Figure contents as structured data:
──────────

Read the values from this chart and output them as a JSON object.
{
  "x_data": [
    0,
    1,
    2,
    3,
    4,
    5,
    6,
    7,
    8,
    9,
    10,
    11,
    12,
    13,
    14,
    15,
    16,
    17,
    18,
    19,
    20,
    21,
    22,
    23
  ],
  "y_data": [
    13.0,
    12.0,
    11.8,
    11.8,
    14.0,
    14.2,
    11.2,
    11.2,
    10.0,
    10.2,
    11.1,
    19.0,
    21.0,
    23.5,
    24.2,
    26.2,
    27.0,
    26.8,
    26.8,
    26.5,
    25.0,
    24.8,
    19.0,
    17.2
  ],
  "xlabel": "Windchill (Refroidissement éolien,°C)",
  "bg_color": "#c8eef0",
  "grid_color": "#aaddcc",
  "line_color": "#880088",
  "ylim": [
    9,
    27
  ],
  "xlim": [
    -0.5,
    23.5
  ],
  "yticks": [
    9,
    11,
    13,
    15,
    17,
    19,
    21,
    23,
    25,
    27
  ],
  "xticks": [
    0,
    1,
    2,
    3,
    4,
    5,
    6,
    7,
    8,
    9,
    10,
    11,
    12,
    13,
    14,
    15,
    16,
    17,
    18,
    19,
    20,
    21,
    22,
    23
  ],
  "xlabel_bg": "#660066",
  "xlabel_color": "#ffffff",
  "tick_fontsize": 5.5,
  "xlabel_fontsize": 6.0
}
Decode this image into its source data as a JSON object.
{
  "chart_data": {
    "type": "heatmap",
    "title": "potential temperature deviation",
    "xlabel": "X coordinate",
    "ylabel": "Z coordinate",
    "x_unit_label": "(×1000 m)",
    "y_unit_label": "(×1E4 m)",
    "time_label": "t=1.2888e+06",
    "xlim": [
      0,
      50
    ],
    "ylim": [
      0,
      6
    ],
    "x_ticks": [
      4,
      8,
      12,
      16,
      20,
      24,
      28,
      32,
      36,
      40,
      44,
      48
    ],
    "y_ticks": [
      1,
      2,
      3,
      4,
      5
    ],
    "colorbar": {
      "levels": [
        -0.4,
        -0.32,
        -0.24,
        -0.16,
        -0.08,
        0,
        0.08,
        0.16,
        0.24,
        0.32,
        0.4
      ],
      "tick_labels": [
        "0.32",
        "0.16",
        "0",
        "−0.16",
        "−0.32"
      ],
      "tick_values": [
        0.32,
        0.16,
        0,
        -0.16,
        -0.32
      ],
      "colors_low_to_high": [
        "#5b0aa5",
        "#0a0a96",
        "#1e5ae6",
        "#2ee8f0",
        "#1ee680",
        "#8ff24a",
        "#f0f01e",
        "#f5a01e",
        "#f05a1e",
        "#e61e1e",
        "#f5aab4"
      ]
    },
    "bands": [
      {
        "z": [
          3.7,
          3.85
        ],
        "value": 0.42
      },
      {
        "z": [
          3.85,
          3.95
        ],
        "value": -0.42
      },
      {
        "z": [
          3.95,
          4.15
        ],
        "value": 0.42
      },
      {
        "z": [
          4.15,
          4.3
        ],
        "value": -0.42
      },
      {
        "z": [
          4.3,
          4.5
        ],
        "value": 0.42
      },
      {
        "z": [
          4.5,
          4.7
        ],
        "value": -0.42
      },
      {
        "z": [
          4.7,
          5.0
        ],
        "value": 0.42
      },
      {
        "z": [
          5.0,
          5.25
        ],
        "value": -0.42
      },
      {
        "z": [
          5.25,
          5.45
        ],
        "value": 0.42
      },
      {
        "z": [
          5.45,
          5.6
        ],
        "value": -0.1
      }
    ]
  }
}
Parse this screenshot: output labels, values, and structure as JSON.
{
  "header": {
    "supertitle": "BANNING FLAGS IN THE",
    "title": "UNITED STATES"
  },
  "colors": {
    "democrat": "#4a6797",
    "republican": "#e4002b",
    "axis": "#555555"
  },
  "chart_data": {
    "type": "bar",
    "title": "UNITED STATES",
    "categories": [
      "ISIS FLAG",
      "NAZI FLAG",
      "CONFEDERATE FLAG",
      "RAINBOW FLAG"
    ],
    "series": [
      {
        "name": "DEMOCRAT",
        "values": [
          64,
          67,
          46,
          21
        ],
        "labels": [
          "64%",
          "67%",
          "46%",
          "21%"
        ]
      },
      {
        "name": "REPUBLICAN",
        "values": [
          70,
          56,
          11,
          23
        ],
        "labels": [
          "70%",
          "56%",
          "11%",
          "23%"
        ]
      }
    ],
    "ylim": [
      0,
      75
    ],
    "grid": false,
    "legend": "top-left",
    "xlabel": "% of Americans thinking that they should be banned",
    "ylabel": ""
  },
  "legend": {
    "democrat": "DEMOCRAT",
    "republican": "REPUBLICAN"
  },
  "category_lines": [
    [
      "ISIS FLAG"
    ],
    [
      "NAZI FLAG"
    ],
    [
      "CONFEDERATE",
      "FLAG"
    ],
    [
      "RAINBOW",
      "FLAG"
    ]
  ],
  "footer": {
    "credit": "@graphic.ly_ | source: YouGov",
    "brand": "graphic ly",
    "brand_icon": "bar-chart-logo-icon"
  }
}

──────────

Retype the data exactly as given.

Exercise solution -
Read the values from this chart and output them as a JSON object.
{
  "x_data": [
    0,
    1,
    2,
    3,
    4,
    5,
    6,
    7,
    8,
    9,
    10,
    11,
    12,
    13,
    14,
    15,
    16,
    17,
    18,
    19,
    20,
    21,
    22,
    23
  ],
  "y_data": [
    13.0,
    12.0,
    11.8,
    11.8,
    14.0,
    14.2,
    11.2,
    11.2,
    10.0,
    10.2,
    11.1,
    19.0,
    21.0,
    23.5,
    24.2,
    26.2,
    27.0,
    26.8,
    26.8,
    26.5,
    25.0,
    24.8,
    19.0,
    17.2
  ],
  "xlabel": "Windchill (Refroidissement éolien,°C)",
  "bg_color": "#c8eef0",
  "grid_color": "#aaddcc",
  "line_color": "#880088",
  "ylim": [
    9,
    27
  ],
  "xlim": [
    -0.5,
    23.5
  ],
  "yticks": [
    9,
    11,
    13,
    15,
    17,
    19,
    21,
    23,
    25,
    27
  ],
  "xticks": [
    0,
    1,
    2,
    3,
    4,
    5,
    6,
    7,
    8,
    9,
    10,
    11,
    12,
    13,
    14,
    15,
    16,
    17,
    18,
    19,
    20,
    21,
    22,
    23
  ],
  "xlabel_bg": "#660066",
  "xlabel_color": "#ffffff",
  "tick_fontsize": 5.5,
  "xlabel_fontsize": 6.0
}
Decode this image into its source data as a JSON object.
{
  "chart_data": {
    "type": "heatmap",
    "title": "potential temperature deviation",
    "xlabel": "X coordinate",
    "ylabel": "Z coordinate",
    "x_unit_label": "(×1000 m)",
    "y_unit_label": "(×1E4 m)",
    "time_label": "t=1.2888e+06",
    "xlim": [
      0,
      50
    ],
    "ylim": [
      0,
      6
    ],
    "x_ticks": [
      4,
      8,
      12,
      16,
      20,
      24,
      28,
      32,
      36,
      40,
      44,
      48
    ],
    "y_ticks": [
      1,
      2,
      3,
      4,
      5
    ],
    "colorbar": {
      "levels": [
        -0.4,
        -0.32,
        -0.24,
        -0.16,
        -0.08,
        0,
        0.08,
        0.16,
        0.24,
        0.32,
        0.4
      ],
      "tick_labels": [
        "0.32",
        "0.16",
        "0",
        "−0.16",
        "−0.32"
      ],
      "tick_values": [
        0.32,
        0.16,
        0,
        -0.16,
        -0.32
      ],
      "colors_low_to_high": [
        "#5b0aa5",
        "#0a0a96",
        "#1e5ae6",
        "#2ee8f0",
        "#1ee680",
        "#8ff24a",
        "#f0f01e",
        "#f5a01e",
        "#f05a1e",
        "#e61e1e",
        "#f5aab4"
      ]
    },
    "bands": [
      {
        "z": [
          3.7,
          3.85
        ],
        "value": 0.42
      },
      {
        "z": [
          3.85,
          3.95
        ],
        "value": -0.42
      },
      {
        "z": [
          3.95,
          4.15
        ],
        "value": 0.42
      },
      {
        "z": [
          4.15,
          4.3
        ],
        "value": -0.42
      },
      {
        "z": [
          4.3,
          4.5
        ],
        "value": 0.42
      },
      {
        "z": [
          4.5,
          4.7
        ],
        "value": -0.42
      },
      {
        "z": [
          4.7,
          5.0
        ],
        "value": 0.42
      },
      {
        "z": [
          5.0,
          5.25
        ],
        "value": -0.42
      },
      {
        "z": [
          5.25,
          5.45
        ],
        "value": 0.42
      },
      {
        "z": [
          5.45,
          5.6
        ],
        "value": -0.1
      }
    ]
  }
}
Parse this screenshot: output labels, values, and structure as JSON.
{
  "header": {
    "supertitle": "BANNING FLAGS IN THE",
    "title": "UNITED STATES"
  },
  "colors": {
    "democrat": "#4a6797",
    "republican": "#e4002b",
    "axis": "#555555"
  },
  "chart_data": {
    "type": "bar",
    "title": "UNITED STATES",
    "categories": [
      "ISIS FLAG",
      "NAZI FLAG",
      "CONFEDERATE FLAG",
      "RAINBOW FLAG"
    ],
    "series": [
      {
        "name": "DEMOCRAT",
        "values": [
          64,
          67,
          46,
          21
        ],
        "labels": [
          "64%",
          "67%",
          "46%",
          "21%"
        ]
      },
      {
        "name": "REPUBLICAN",
        "values": [
          70,
          56,
          11,
          23
        ],
        "labels": [
          "70%",
          "56%",
          "11%",
          "23%"
        ]
      }
    ],
    "ylim": [
      0,
      75
    ],
    "grid": false,
    "legend": "top-left",
    "xlabel": "% of Americans thinking that they should be banned",
    "ylabel": ""
  },
  "legend": {
    "democrat": "DEMOCRAT",
    "republican": "REPUBLICAN"
  },
  "category_lines": [
    [
      "ISIS FLAG"
    ],
    [
      "NAZI FLAG"
    ],
    [
      "CONFEDERATE",
      "FLAG"
    ],
    [
      "RAINBOW",
      "FLAG"
    ]
  ],
  "footer": {
    "credit": "@graphic.ly_ | source: YouGov",
    "brand": "graphic ly",
    "brand_icon": "bar-chart-logo-icon"
  }
}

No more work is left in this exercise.